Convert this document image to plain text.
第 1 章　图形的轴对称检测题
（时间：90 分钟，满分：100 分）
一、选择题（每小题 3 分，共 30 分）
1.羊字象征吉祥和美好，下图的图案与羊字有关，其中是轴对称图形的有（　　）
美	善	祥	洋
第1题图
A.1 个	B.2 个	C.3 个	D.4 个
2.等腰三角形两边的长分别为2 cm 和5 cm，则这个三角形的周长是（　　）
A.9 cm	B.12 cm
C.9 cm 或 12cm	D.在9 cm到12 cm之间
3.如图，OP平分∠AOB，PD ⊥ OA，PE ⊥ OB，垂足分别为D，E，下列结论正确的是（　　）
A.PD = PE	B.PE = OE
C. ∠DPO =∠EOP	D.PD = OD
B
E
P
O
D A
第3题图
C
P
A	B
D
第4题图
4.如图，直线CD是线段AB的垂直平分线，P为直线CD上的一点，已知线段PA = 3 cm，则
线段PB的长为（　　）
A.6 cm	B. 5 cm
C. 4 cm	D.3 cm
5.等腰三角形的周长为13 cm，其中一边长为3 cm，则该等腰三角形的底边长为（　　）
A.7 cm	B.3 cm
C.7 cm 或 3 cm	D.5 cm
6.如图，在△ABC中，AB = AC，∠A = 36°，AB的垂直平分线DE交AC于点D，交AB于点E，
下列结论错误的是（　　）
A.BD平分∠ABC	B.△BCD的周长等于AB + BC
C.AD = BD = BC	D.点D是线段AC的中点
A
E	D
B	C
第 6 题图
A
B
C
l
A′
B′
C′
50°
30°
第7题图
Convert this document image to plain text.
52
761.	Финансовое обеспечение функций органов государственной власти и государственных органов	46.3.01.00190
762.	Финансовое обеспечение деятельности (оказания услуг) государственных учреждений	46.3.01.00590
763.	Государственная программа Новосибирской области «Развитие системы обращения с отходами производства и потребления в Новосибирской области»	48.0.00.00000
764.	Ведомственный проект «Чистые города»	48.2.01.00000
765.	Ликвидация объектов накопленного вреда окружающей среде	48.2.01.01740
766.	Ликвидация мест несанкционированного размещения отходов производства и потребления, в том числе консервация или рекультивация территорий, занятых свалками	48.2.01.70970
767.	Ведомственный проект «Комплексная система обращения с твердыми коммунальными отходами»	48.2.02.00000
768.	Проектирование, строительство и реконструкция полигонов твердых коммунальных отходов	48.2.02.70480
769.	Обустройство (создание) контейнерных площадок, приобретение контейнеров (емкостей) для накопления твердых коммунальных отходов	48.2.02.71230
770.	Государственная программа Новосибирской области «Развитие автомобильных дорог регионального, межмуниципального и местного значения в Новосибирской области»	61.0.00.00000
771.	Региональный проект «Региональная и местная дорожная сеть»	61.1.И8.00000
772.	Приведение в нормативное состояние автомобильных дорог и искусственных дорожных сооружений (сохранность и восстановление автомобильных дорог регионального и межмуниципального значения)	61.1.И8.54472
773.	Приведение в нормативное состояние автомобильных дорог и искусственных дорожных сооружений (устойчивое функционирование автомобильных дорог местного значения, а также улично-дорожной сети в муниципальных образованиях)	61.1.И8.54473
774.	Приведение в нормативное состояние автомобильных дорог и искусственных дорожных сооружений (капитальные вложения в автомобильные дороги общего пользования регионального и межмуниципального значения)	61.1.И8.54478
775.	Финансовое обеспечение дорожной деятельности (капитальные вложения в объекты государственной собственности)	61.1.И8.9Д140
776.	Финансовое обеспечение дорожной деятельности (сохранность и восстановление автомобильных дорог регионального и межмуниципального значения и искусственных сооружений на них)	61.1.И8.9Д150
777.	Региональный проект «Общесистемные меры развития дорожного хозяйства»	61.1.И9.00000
◆ ◆ ◆ ◆
**Work to complete**
Identify and copy the lines holding the word "твердых".

**Exercise result**
768.	Проектирование, строительство и реконструкция полигонов твердых коммунальных отходов	48.2.02.70480
769.	Обустройство (создание) контейнерных площадок, приобретение контейнеров (емкостей) для накопления твердых коммунальных отходов	48.2.02.71230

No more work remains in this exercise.